===== Data in this exercise

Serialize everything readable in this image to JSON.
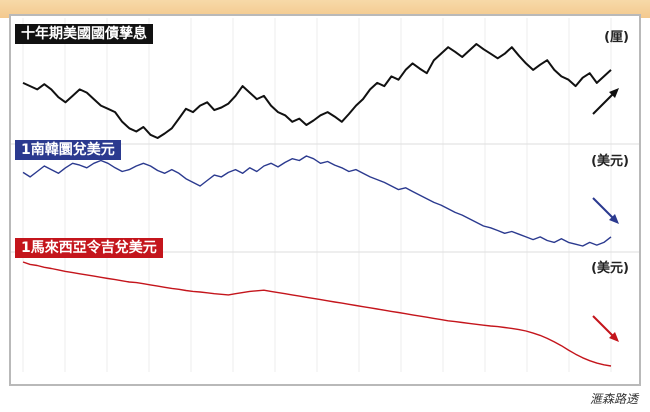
{
  "chart_data": [
    {
      "type": "line",
      "title": "十年期美國國債孳息",
      "ylabel": "(厘)",
      "color": "#111111",
      "values": [
        2.4,
        2.35,
        2.3,
        2.38,
        2.3,
        2.18,
        2.1,
        2.2,
        2.3,
        2.25,
        2.15,
        2.05,
        2.0,
        1.95,
        1.8,
        1.7,
        1.65,
        1.72,
        1.6,
        1.55,
        1.62,
        1.7,
        1.85,
        2.0,
        1.95,
        2.05,
        2.1,
        1.98,
        2.02,
        2.08,
        2.2,
        2.35,
        2.25,
        2.15,
        2.2,
        2.05,
        1.95,
        1.9,
        1.8,
        1.85,
        1.75,
        1.82,
        1.9,
        1.95,
        1.88,
        1.8,
        1.92,
        2.05,
        2.15,
        2.3,
        2.4,
        2.35,
        2.5,
        2.45,
        2.6,
        2.7,
        2.62,
        2.55,
        2.75,
        2.85,
        2.95,
        2.88,
        2.8,
        2.9,
        3.0,
        2.92,
        2.85,
        2.78,
        2.85,
        2.95,
        2.82,
        2.7,
        2.6,
        2.68,
        2.75,
        2.6,
        2.5,
        2.45,
        2.35,
        2.48,
        2.55,
        2.4,
        2.5,
        2.6
      ]
    },
    {
      "type": "line",
      "title": "1南韓圜兌美元",
      "ylabel": "(美元)",
      "color": "#2b3a8f",
      "values": [
        0.000885,
        0.00088,
        0.000886,
        0.000892,
        0.000888,
        0.000884,
        0.00089,
        0.000895,
        0.000893,
        0.00089,
        0.000895,
        0.000898,
        0.000895,
        0.00089,
        0.000886,
        0.000888,
        0.000892,
        0.000895,
        0.000892,
        0.000887,
        0.000884,
        0.000888,
        0.000884,
        0.000878,
        0.000874,
        0.00087,
        0.000876,
        0.000882,
        0.00088,
        0.000885,
        0.000888,
        0.000884,
        0.00089,
        0.000886,
        0.000892,
        0.000895,
        0.000891,
        0.000896,
        0.0009,
        0.000898,
        0.000903,
        0.0009,
        0.000895,
        0.000897,
        0.000893,
        0.00089,
        0.000886,
        0.000888,
        0.000884,
        0.00088,
        0.000877,
        0.000874,
        0.00087,
        0.000866,
        0.000868,
        0.000864,
        0.00086,
        0.000856,
        0.000852,
        0.000849,
        0.000845,
        0.000841,
        0.000838,
        0.000834,
        0.00083,
        0.000826,
        0.000824,
        0.000821,
        0.000818,
        0.00082,
        0.000817,
        0.000814,
        0.000811,
        0.000814,
        0.00081,
        0.000808,
        0.000812,
        0.000808,
        0.000806,
        0.000804,
        0.000808,
        0.000805,
        0.000808,
        0.000814
      ]
    },
    {
      "type": "line",
      "title": "1馬來西亞令吉兌美元",
      "ylabel": "(美元)",
      "color": "#c4151c",
      "values": [
        0.243,
        0.2422,
        0.2418,
        0.2412,
        0.2408,
        0.2403,
        0.2398,
        0.2394,
        0.239,
        0.2386,
        0.2382,
        0.2378,
        0.2374,
        0.237,
        0.2366,
        0.2362,
        0.236,
        0.2356,
        0.2352,
        0.2348,
        0.2344,
        0.234,
        0.2337,
        0.2333,
        0.233,
        0.2328,
        0.2325,
        0.2322,
        0.232,
        0.2318,
        0.2322,
        0.2326,
        0.233,
        0.2332,
        0.2334,
        0.233,
        0.2326,
        0.2322,
        0.2318,
        0.2314,
        0.231,
        0.2306,
        0.2302,
        0.2298,
        0.2294,
        0.229,
        0.2286,
        0.2282,
        0.2278,
        0.2274,
        0.227,
        0.2266,
        0.2262,
        0.2258,
        0.2254,
        0.225,
        0.2246,
        0.2242,
        0.2238,
        0.2234,
        0.223,
        0.2227,
        0.2224,
        0.2221,
        0.2218,
        0.2215,
        0.2212,
        0.221,
        0.2207,
        0.2204,
        0.22,
        0.2195,
        0.2188,
        0.218,
        0.217,
        0.2158,
        0.2145,
        0.213,
        0.2116,
        0.2104,
        0.2094,
        0.2086,
        0.208,
        0.2076
      ]
    }
  ],
  "source": "滙森路透"
}
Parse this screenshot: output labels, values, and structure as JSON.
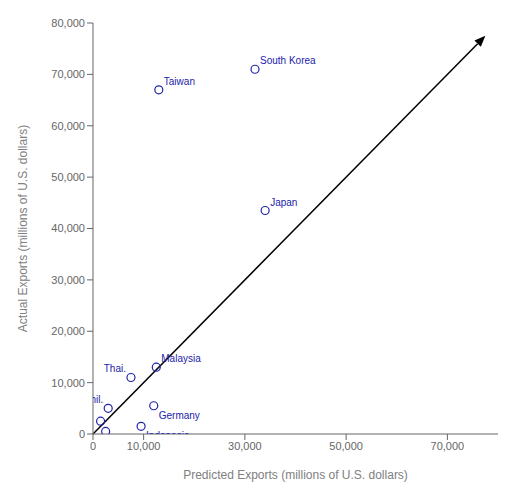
{
  "chart_data": {
    "type": "scatter",
    "xlabel": "Predicted Exports (millions of U.S. dollars)",
    "ylabel": "Actual Exports (millions of U.S. dollars)",
    "x": [
      32000,
      13000,
      34000,
      12500,
      7500,
      3000,
      12000,
      9500,
      1500,
      2500
    ],
    "y": [
      71000,
      67000,
      43500,
      13000,
      11000,
      5000,
      5500,
      1500,
      2500,
      500
    ],
    "point_labels": [
      "South Korea",
      "Taiwan",
      "Japan",
      "Malaysia",
      "Thai.",
      "Phil.",
      "Germany",
      "Indonesia",
      null,
      null
    ],
    "color": "#2222aa",
    "marker": "circle",
    "xlim": [
      0,
      80000
    ],
    "ylim": [
      0,
      80000
    ],
    "xticks": [
      0,
      {
        "value": 10000,
        "label": "10,000"
      },
      {
        "value": 30000,
        "label": "30,000"
      },
      {
        "value": 50000,
        "label": "50,000"
      },
      {
        "value": 70000,
        "label": "70,000"
      }
    ],
    "yticks": [
      0,
      {
        "value": 10000,
        "label": "10,000"
      },
      {
        "value": 20000,
        "label": "20,000"
      },
      {
        "value": 30000,
        "label": "30,000"
      },
      {
        "value": 40000,
        "label": "40,000"
      },
      {
        "value": 50000,
        "label": "50,000"
      },
      {
        "value": 60000,
        "label": "60,000"
      },
      {
        "value": 70000,
        "label": "70,000"
      },
      {
        "value": 80000,
        "label": "80,000"
      }
    ],
    "arrow": {
      "from": [
        0,
        0
      ],
      "to": [
        77500,
        77500
      ]
    },
    "grid": false
  }
}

==========

Leave the pictures out and output the rest of the listing exactly.

→ Solved exercise:
Serialize everything readable in this image to JSON.
{
  "chart_data": [
    {
      "type": "line",
      "title": "十年期美國國債孳息",
      "ylabel": "(厘)",
      "color": "#111111",
      "values": [
        2.4,
        2.35,
        2.3,
        2.38,
        2.3,
        2.18,
        2.1,
        2.2,
        2.3,
        2.25,
        2.15,
        2.05,
        2.0,
        1.95,
        1.8,
        1.7,
        1.65,
        1.72,
        1.6,
        1.55,
        1.62,
        1.7,
        1.85,
        2.0,
        1.95,
        2.05,
        2.1,
        1.98,
        2.02,
        2.08,
        2.2,
        2.35,
        2.25,
        2.15,
        2.2,
        2.05,
        1.95,
        1.9,
        1.8,
        1.85,
        1.75,
        1.82,
        1.9,
        1.95,
        1.88,
        1.8,
        1.92,
        2.05,
        2.15,
        2.3,
        2.4,
        2.35,
        2.5,
        2.45,
        2.6,
        2.7,
        2.62,
        2.55,
        2.75,
        2.85,
        2.95,
        2.88,
        2.8,
        2.9,
        3.0,
        2.92,
        2.85,
        2.78,
        2.85,
        2.95,
        2.82,
        2.7,
        2.6,
        2.68,
        2.75,
        2.6,
        2.5,
        2.45,
        2.35,
        2.48,
        2.55,
        2.4,
        2.5,
        2.6
      ]
    },
    {
      "type": "line",
      "title": "1南韓圜兌美元",
      "ylabel": "(美元)",
      "color": "#2b3a8f",
      "values": [
        0.000885,
        0.00088,
        0.000886,
        0.000892,
        0.000888,
        0.000884,
        0.00089,
        0.000895,
        0.000893,
        0.00089,
        0.000895,
        0.000898,
        0.000895,
        0.00089,
        0.000886,
        0.000888,
        0.000892,
        0.000895,
        0.000892,
        0.000887,
        0.000884,
        0.000888,
        0.000884,
        0.000878,
        0.000874,
        0.00087,
        0.000876,
        0.000882,
        0.00088,
        0.000885,
        0.000888,
        0.000884,
        0.00089,
        0.000886,
        0.000892,
        0.000895,
        0.000891,
        0.000896,
        0.0009,
        0.000898,
        0.000903,
        0.0009,
        0.000895,
        0.000897,
        0.000893,
        0.00089,
        0.000886,
        0.000888,
        0.000884,
        0.00088,
        0.000877,
        0.000874,
        0.00087,
        0.000866,
        0.000868,
        0.000864,
        0.00086,
        0.000856,
        0.000852,
        0.000849,
        0.000845,
        0.000841,
        0.000838,
        0.000834,
        0.00083,
        0.000826,
        0.000824,
        0.000821,
        0.000818,
        0.00082,
        0.000817,
        0.000814,
        0.000811,
        0.000814,
        0.00081,
        0.000808,
        0.000812,
        0.000808,
        0.000806,
        0.000804,
        0.000808,
        0.000805,
        0.000808,
        0.000814
      ]
    },
    {
      "type": "line",
      "title": "1馬來西亞令吉兌美元",
      "ylabel": "(美元)",
      "color": "#c4151c",
      "values": [
        0.243,
        0.2422,
        0.2418,
        0.2412,
        0.2408,
        0.2403,
        0.2398,
        0.2394,
        0.239,
        0.2386,
        0.2382,
        0.2378,
        0.2374,
        0.237,
        0.2366,
        0.2362,
        0.236,
        0.2356,
        0.2352,
        0.2348,
        0.2344,
        0.234,
        0.2337,
        0.2333,
        0.233,
        0.2328,
        0.2325,
        0.2322,
        0.232,
        0.2318,
        0.2322,
        0.2326,
        0.233,
        0.2332,
        0.2334,
        0.233,
        0.2326,
        0.2322,
        0.2318,
        0.2314,
        0.231,
        0.2306,
        0.2302,
        0.2298,
        0.2294,
        0.229,
        0.2286,
        0.2282,
        0.2278,
        0.2274,
        0.227,
        0.2266,
        0.2262,
        0.2258,
        0.2254,
        0.225,
        0.2246,
        0.2242,
        0.2238,
        0.2234,
        0.223,
        0.2227,
        0.2224,
        0.2221,
        0.2218,
        0.2215,
        0.2212,
        0.221,
        0.2207,
        0.2204,
        0.22,
        0.2195,
        0.2188,
        0.218,
        0.217,
        0.2158,
        0.2145,
        0.213,
        0.2116,
        0.2104,
        0.2094,
        0.2086,
        0.208,
        0.2076
      ]
    }
  ],
  "source": "滙森路透"
}
Parse this screenshot: output labels, values, and structure as JSON.
{
  "chart_data": {
    "type": "scatter",
    "xlabel": "Predicted Exports (millions of U.S. dollars)",
    "ylabel": "Actual Exports (millions of U.S. dollars)",
    "x": [
      32000,
      13000,
      34000,
      12500,
      7500,
      3000,
      12000,
      9500,
      1500,
      2500
    ],
    "y": [
      71000,
      67000,
      43500,
      13000,
      11000,
      5000,
      5500,
      1500,
      2500,
      500
    ],
    "point_labels": [
      "South Korea",
      "Taiwan",
      "Japan",
      "Malaysia",
      "Thai.",
      "Phil.",
      "Germany",
      "Indonesia",
      null,
      null
    ],
    "color": "#2222aa",
    "marker": "circle",
    "xlim": [
      0,
      80000
    ],
    "ylim": [
      0,
      80000
    ],
    "xticks": [
      0,
      {
        "value": 10000,
        "label": "10,000"
      },
      {
        "value": 30000,
        "label": "30,000"
      },
      {
        "value": 50000,
        "label": "50,000"
      },
      {
        "value": 70000,
        "label": "70,000"
      }
    ],
    "yticks": [
      0,
      {
        "value": 10000,
        "label": "10,000"
      },
      {
        "value": 20000,
        "label": "20,000"
      },
      {
        "value": 30000,
        "label": "30,000"
      },
      {
        "value": 40000,
        "label": "40,000"
      },
      {
        "value": 50000,
        "label": "50,000"
      },
      {
        "value": 60000,
        "label": "60,000"
      },
      {
        "value": 70000,
        "label": "70,000"
      },
      {
        "value": 80000,
        "label": "80,000"
      }
    ],
    "arrow": {
      "from": [
        0,
        0
      ],
      "to": [
        77500,
        77500
      ]
    },
    "grid": false
  }
}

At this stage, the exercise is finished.